[Rows from a figure dataset]
--- begin ---
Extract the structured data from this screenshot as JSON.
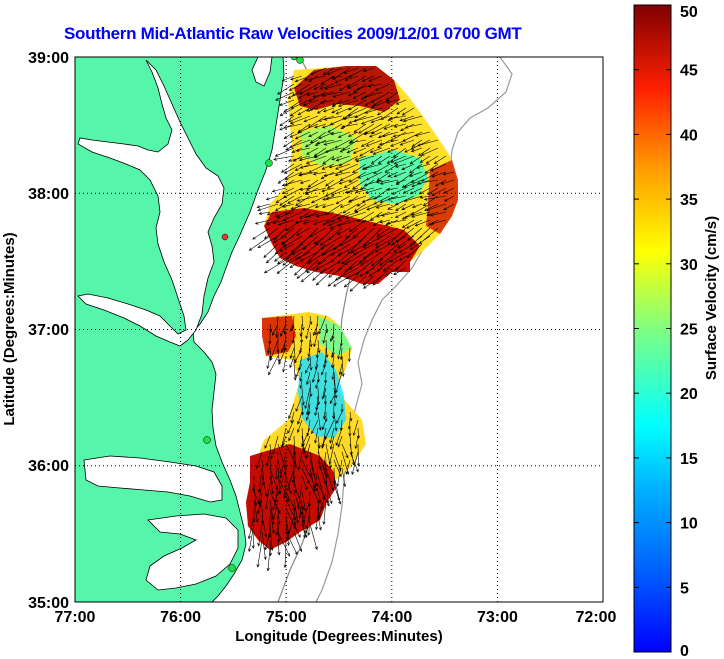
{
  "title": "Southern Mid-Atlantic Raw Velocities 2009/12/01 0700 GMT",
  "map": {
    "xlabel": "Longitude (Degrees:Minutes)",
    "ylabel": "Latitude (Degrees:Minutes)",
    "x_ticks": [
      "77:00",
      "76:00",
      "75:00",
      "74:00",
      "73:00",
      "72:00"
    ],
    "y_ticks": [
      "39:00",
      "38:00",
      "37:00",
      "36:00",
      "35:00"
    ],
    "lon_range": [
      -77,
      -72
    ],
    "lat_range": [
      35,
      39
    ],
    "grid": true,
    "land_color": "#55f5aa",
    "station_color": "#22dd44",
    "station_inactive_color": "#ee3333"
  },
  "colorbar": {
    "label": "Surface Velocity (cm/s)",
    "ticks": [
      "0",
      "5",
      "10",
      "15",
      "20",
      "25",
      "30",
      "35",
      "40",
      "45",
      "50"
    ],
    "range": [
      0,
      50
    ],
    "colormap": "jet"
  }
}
--- end ---
[WHAT TO DO]: Go through the records above and copy every line with the word "Minutes".

[WRITTEN ANSWER]:
    "xlabel": "Longitude (Degrees:Minutes)",
    "ylabel": "Latitude (Degrees:Minutes)",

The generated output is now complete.